= Material provided =
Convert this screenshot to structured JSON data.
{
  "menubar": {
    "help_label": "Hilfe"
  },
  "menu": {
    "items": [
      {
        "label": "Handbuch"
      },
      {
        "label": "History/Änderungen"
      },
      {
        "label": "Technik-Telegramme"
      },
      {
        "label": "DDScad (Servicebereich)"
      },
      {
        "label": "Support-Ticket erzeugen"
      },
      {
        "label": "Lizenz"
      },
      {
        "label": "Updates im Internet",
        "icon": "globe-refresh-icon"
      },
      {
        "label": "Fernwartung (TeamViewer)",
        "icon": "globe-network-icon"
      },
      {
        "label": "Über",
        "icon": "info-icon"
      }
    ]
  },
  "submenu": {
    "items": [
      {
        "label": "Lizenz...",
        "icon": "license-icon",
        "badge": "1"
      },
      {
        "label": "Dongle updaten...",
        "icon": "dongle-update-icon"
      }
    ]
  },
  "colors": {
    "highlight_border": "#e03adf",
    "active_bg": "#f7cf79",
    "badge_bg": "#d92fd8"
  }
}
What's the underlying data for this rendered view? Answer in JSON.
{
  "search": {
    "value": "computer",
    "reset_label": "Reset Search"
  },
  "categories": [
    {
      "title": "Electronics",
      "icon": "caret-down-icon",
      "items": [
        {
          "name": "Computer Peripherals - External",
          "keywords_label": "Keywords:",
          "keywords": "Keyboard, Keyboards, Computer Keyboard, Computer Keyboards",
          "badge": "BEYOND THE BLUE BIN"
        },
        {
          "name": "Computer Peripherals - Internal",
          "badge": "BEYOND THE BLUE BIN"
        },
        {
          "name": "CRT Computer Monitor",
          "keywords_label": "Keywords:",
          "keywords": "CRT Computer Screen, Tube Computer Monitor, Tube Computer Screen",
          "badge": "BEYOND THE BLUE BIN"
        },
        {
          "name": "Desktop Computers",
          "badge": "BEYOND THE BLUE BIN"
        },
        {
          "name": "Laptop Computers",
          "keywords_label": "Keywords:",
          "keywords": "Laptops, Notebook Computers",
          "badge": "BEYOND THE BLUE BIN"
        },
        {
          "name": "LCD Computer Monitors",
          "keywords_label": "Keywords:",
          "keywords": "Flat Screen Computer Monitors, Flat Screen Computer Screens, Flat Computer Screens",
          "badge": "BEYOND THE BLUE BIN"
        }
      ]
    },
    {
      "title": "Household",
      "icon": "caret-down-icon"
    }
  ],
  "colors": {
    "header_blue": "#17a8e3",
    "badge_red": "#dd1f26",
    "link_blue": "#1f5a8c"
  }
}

= Stated exercise =
Here, the records must be output exactly and in full.

= Solution =
Convert this screenshot to structured JSON data.
{
  "menubar": {
    "help_label": "Hilfe"
  },
  "menu": {
    "items": [
      {
        "label": "Handbuch"
      },
      {
        "label": "History/Änderungen"
      },
      {
        "label": "Technik-Telegramme"
      },
      {
        "label": "DDScad (Servicebereich)"
      },
      {
        "label": "Support-Ticket erzeugen"
      },
      {
        "label": "Lizenz"
      },
      {
        "label": "Updates im Internet",
        "icon": "globe-refresh-icon"
      },
      {
        "label": "Fernwartung (TeamViewer)",
        "icon": "globe-network-icon"
      },
      {
        "label": "Über",
        "icon": "info-icon"
      }
    ]
  },
  "submenu": {
    "items": [
      {
        "label": "Lizenz...",
        "icon": "license-icon",
        "badge": "1"
      },
      {
        "label": "Dongle updaten...",
        "icon": "dongle-update-icon"
      }
    ]
  },
  "colors": {
    "highlight_border": "#e03adf",
    "active_bg": "#f7cf79",
    "badge_bg": "#d92fd8"
  }
}
What's the underlying data for this rendered view? Answer in JSON.
{
  "search": {
    "value": "computer",
    "reset_label": "Reset Search"
  },
  "categories": [
    {
      "title": "Electronics",
      "icon": "caret-down-icon",
      "items": [
        {
          "name": "Computer Peripherals - External",
          "keywords_label": "Keywords:",
          "keywords": "Keyboard, Keyboards, Computer Keyboard, Computer Keyboards",
          "badge": "BEYOND THE BLUE BIN"
        },
        {
          "name": "Computer Peripherals - Internal",
          "badge": "BEYOND THE BLUE BIN"
        },
        {
          "name": "CRT Computer Monitor",
          "keywords_label": "Keywords:",
          "keywords": "CRT Computer Screen, Tube Computer Monitor, Tube Computer Screen",
          "badge": "BEYOND THE BLUE BIN"
        },
        {
          "name": "Desktop Computers",
          "badge": "BEYOND THE BLUE BIN"
        },
        {
          "name": "Laptop Computers",
          "keywords_label": "Keywords:",
          "keywords": "Laptops, Notebook Computers",
          "badge": "BEYOND THE BLUE BIN"
        },
        {
          "name": "LCD Computer Monitors",
          "keywords_label": "Keywords:",
          "keywords": "Flat Screen Computer Monitors, Flat Screen Computer Screens, Flat Computer Screens",
          "badge": "BEYOND THE BLUE BIN"
        }
      ]
    },
    {
      "title": "Household",
      "icon": "caret-down-icon"
    }
  ],
  "colors": {
    "header_blue": "#17a8e3",
    "badge_red": "#dd1f26",
    "link_blue": "#1f5a8c"
  }
}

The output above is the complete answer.